Goal of the exercise: Could you update the records below by changing every "callout-line" to "annotation-line", keeping everything else as it is and leaving out the pictures?

*-*-*

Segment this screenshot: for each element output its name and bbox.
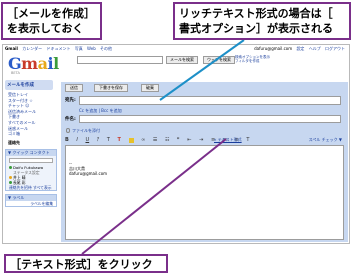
online-status-icon (9, 166, 12, 170)
online-status-icon (9, 181, 12, 185)
nav-more[interactable]: その他 (100, 46, 112, 51)
help-link[interactable]: ヘルプ (309, 46, 321, 51)
create-filter-link[interactable]: フィルタを作成 (235, 59, 275, 63)
invite-contacts-link: 連絡先を招待 すべて表示 (6, 185, 56, 190)
highlight-icon[interactable] (128, 137, 134, 143)
nav-docs[interactable]: ドキュメント (46, 46, 70, 51)
callout-line: ［メールを作成］ (7, 7, 95, 20)
cc-bcc-links[interactable]: Cc を追加 | Bcc を追加 (79, 108, 122, 114)
subject-input[interactable] (79, 115, 341, 123)
bullet-list-icon[interactable]: ☷ (165, 136, 169, 144)
text-color-icon[interactable]: T (118, 136, 121, 144)
logo-letter: m (21, 54, 38, 73)
idle-status-icon (9, 176, 12, 180)
callout-line: を表示しておく (7, 22, 84, 35)
callout-line: 書式オプション］が表示される (179, 22, 333, 35)
search-links: 検索オプションを表示 フィルタを作成 (235, 55, 275, 63)
left-sidebar: メールを作成 受信トレイ スター付き ☆ チャット ☺ 送信済みメール 下書き … (5, 80, 59, 208)
quote-icon[interactable]: ❞ (177, 136, 180, 144)
account-links: dafuru@gmail.com 設定 ヘルプ ログアウト (251, 46, 345, 52)
logo-letter: l (53, 54, 59, 73)
folder-list: 受信トレイ スター付き ☆ チャット ☺ 送信済みメール 下書き すべてのメール… (5, 92, 59, 145)
link-icon[interactable]: ∞ (141, 136, 145, 144)
logout-link[interactable]: ログアウト (325, 46, 345, 51)
save-draft-button[interactable]: 下書きを保存 (94, 84, 128, 92)
search-mail-button[interactable]: メールを検索 (166, 56, 198, 64)
to-input[interactable] (79, 96, 341, 105)
discard-button[interactable]: 破棄 (141, 84, 159, 92)
account-email: dafuru@gmail.com (254, 46, 293, 51)
quick-contacts-header[interactable]: ▼ クイック コンタクト (6, 150, 56, 157)
logo-beta: BETA (11, 71, 20, 75)
message-body-editor[interactable]: -- 吉川大貴 dafuru@gmail.com (65, 145, 344, 240)
subject-label: 件名: (65, 117, 76, 122)
indent-less-icon[interactable]: ⇤ (187, 136, 191, 144)
callout-click-plain-text: ［テキスト形式］をクリック (4, 254, 168, 273)
callout-line: ［テキスト形式］をクリック (10, 258, 153, 271)
search-web-button[interactable]: ウェブを検索 (203, 56, 235, 64)
callout-compose-instruction: ［メールを作成］ を表示しておく (1, 2, 102, 40)
invite-link[interactable]: 連絡先を招待 (9, 185, 32, 190)
indent-more-icon[interactable]: ⇥ (199, 136, 203, 144)
quick-contacts-search-input[interactable] (9, 158, 53, 164)
nav-gmail[interactable]: Gmail (5, 46, 18, 51)
to-label: 宛先: (65, 98, 76, 103)
sidebar-item-trash[interactable]: ゴミ箱 (5, 131, 59, 137)
signature: -- 吉川大貴 dafuru@gmail.com (69, 161, 107, 176)
callout-rich-text-note: リッチテキスト形式の場合は［ 書式オプション］が表示される (173, 2, 351, 40)
nav-calendar[interactable]: カレンダー (22, 46, 42, 51)
plain-text-link[interactable]: « テキスト形式 (214, 137, 242, 143)
attach-file-link[interactable]: ファイルを添付 (72, 128, 100, 134)
font-size-icon[interactable]: T (107, 136, 110, 144)
top-navigation: Gmail カレンダー ドキュメント 写真 Web その他 (5, 46, 115, 52)
sidebar-item-contacts[interactable]: 連絡先 (5, 140, 59, 146)
numbered-list-icon[interactable]: ☰ (153, 136, 157, 144)
show-all-link[interactable]: すべて表示 (33, 185, 52, 190)
italic-icon[interactable]: I (76, 136, 77, 144)
edit-labels-link[interactable]: ラベルを編集 (6, 201, 56, 206)
nav-web[interactable]: Web (87, 46, 96, 51)
callout-line: リッチテキスト形式の場合は［ (179, 7, 333, 20)
font-icon[interactable]: ｱ (97, 136, 100, 144)
spell-check-dropdown[interactable]: スペル チェック ▼ (309, 137, 342, 143)
formatting-toolbar: B I U ｱ T T ∞ ☰ ☷ ❞ ⇤ ⇥ ≡ ≡ ≡ T (65, 136, 344, 144)
search-input[interactable] (77, 56, 163, 64)
send-button[interactable]: 送信 (65, 84, 83, 92)
gmail-window: Gmail カレンダー ドキュメント 写真 Web その他 dafuru@gma… (2, 44, 350, 244)
underline-icon[interactable]: U (85, 136, 89, 144)
settings-link[interactable]: 設定 (296, 46, 304, 51)
compose-mail-link[interactable]: メールを作成 (5, 80, 53, 90)
bold-icon[interactable]: B (65, 136, 69, 144)
logo-letter: a (37, 54, 48, 73)
nav-photos[interactable]: 写真 (75, 46, 83, 51)
paperclip-icon (66, 128, 70, 133)
quick-contacts-panel: ▼ クイック コンタクト Daifu Fukukawa ステータス設定 井上 晴… (5, 149, 57, 192)
signature-email: dafuru@gmail.com (69, 171, 108, 176)
compose-pane: 送信 下書きを保存 破棄 宛先: Cc を追加 | Bcc を追加 件名: ファ… (61, 82, 348, 242)
labels-panel: ▼ ラベル ラベルを編集 (5, 194, 57, 208)
remove-format-icon[interactable]: T (246, 136, 249, 144)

*-*-*

Complete output:
Segment this screenshot: for each element output its name and bbox.
online-status-icon (9, 166, 12, 170)
online-status-icon (9, 181, 12, 185)
nav-more[interactable]: その他 (100, 46, 112, 51)
help-link[interactable]: ヘルプ (309, 46, 321, 51)
create-filter-link[interactable]: フィルタを作成 (235, 59, 275, 63)
invite-contacts-link: 連絡先を招待 すべて表示 (6, 185, 56, 190)
highlight-icon[interactable] (128, 137, 134, 143)
nav-docs[interactable]: ドキュメント (46, 46, 70, 51)
annotation-line: ［メールを作成］ (7, 7, 95, 20)
cc-bcc-links[interactable]: Cc を追加 | Bcc を追加 (79, 108, 122, 114)
subject-input[interactable] (79, 115, 341, 123)
bullet-list-icon[interactable]: ☷ (165, 136, 169, 144)
text-color-icon[interactable]: T (118, 136, 121, 144)
logo-letter: m (21, 54, 38, 73)
idle-status-icon (9, 176, 12, 180)
annotation-line: を表示しておく (7, 22, 84, 35)
annotation-line: 書式オプション］が表示される (179, 22, 333, 35)
search-links: 検索オプションを表示 フィルタを作成 (235, 55, 275, 63)
left-sidebar: メールを作成 受信トレイ スター付き ☆ チャット ☺ 送信済みメール 下書き … (5, 80, 59, 208)
quote-icon[interactable]: ❞ (177, 136, 180, 144)
account-links: dafuru@gmail.com 設定 ヘルプ ログアウト (251, 46, 345, 52)
logo-letter: l (53, 54, 59, 73)
folder-list: 受信トレイ スター付き ☆ チャット ☺ 送信済みメール 下書き すべてのメール… (5, 92, 59, 145)
link-icon[interactable]: ∞ (141, 136, 145, 144)
logout-link[interactable]: ログアウト (325, 46, 345, 51)
save-draft-button[interactable]: 下書きを保存 (94, 84, 128, 92)
search-mail-button[interactable]: メールを検索 (166, 56, 198, 64)
to-input[interactable] (79, 96, 341, 105)
discard-button[interactable]: 破棄 (141, 84, 159, 92)
account-email: dafuru@gmail.com (254, 46, 293, 51)
quick-contacts-header[interactable]: ▼ クイック コンタクト (6, 150, 56, 157)
logo-beta: BETA (11, 71, 20, 75)
message-body-editor[interactable]: -- 吉川大貴 dafuru@gmail.com (65, 145, 344, 240)
subject-label: 件名: (65, 117, 76, 122)
indent-less-icon[interactable]: ⇤ (187, 136, 191, 144)
callout-click-plain-text: ［テキスト形式］をクリック (4, 254, 168, 273)
annotation-line: ［テキスト形式］をクリック (10, 258, 153, 271)
search-web-button[interactable]: ウェブを検索 (203, 56, 235, 64)
callout-compose-instruction: ［メールを作成］ を表示しておく (1, 2, 102, 40)
invite-link[interactable]: 連絡先を招待 (9, 185, 32, 190)
indent-more-icon[interactable]: ⇥ (199, 136, 203, 144)
quick-contacts-search-input[interactable] (9, 158, 53, 164)
nav-gmail[interactable]: Gmail (5, 46, 18, 51)
to-label: 宛先: (65, 98, 76, 103)
sidebar-item-trash[interactable]: ゴミ箱 (5, 131, 59, 137)
signature: -- 吉川大貴 dafuru@gmail.com (69, 161, 107, 176)
callout-rich-text-note: リッチテキスト形式の場合は［ 書式オプション］が表示される (173, 2, 351, 40)
nav-calendar[interactable]: カレンダー (22, 46, 42, 51)
plain-text-link[interactable]: « テキスト形式 (214, 137, 242, 143)
attach-file-link[interactable]: ファイルを添付 (72, 128, 100, 134)
font-size-icon[interactable]: T (107, 136, 110, 144)
top-navigation: Gmail カレンダー ドキュメント 写真 Web その他 (5, 46, 115, 52)
sidebar-item-contacts[interactable]: 連絡先 (5, 140, 59, 146)
numbered-list-icon[interactable]: ☰ (153, 136, 157, 144)
show-all-link[interactable]: すべて表示 (33, 185, 52, 190)
italic-icon[interactable]: I (76, 136, 77, 144)
edit-labels-link[interactable]: ラベルを編集 (6, 201, 56, 206)
nav-web[interactable]: Web (87, 46, 96, 51)
annotation-line: リッチテキスト形式の場合は［ (179, 7, 333, 20)
font-icon[interactable]: ｱ (97, 136, 100, 144)
spell-check-dropdown[interactable]: スペル チェック ▼ (309, 137, 342, 143)
formatting-toolbar: B I U ｱ T T ∞ ☰ ☷ ❞ ⇤ ⇥ ≡ ≡ ≡ T (65, 136, 344, 144)
search-input[interactable] (77, 56, 163, 64)
send-button[interactable]: 送信 (65, 84, 83, 92)
gmail-window: Gmail カレンダー ドキュメント 写真 Web その他 dafuru@gma… (2, 44, 350, 244)
underline-icon[interactable]: U (85, 136, 89, 144)
settings-link[interactable]: 設定 (296, 46, 304, 51)
compose-mail-link[interactable]: メールを作成 (5, 80, 53, 90)
bold-icon[interactable]: B (65, 136, 69, 144)
logo-letter: a (37, 54, 48, 73)
nav-photos[interactable]: 写真 (75, 46, 83, 51)
paperclip-icon (66, 128, 70, 133)
quick-contacts-panel: ▼ クイック コンタクト Daifu Fukukawa ステータス設定 井上 晴… (5, 149, 57, 192)
signature-email: dafuru@gmail.com (69, 171, 108, 176)
compose-pane: 送信 下書きを保存 破棄 宛先: Cc を追加 | Bcc を追加 件名: ファ… (61, 82, 348, 242)
labels-panel: ▼ ラベル ラベルを編集 (5, 194, 57, 208)
remove-format-icon[interactable]: T (246, 136, 249, 144)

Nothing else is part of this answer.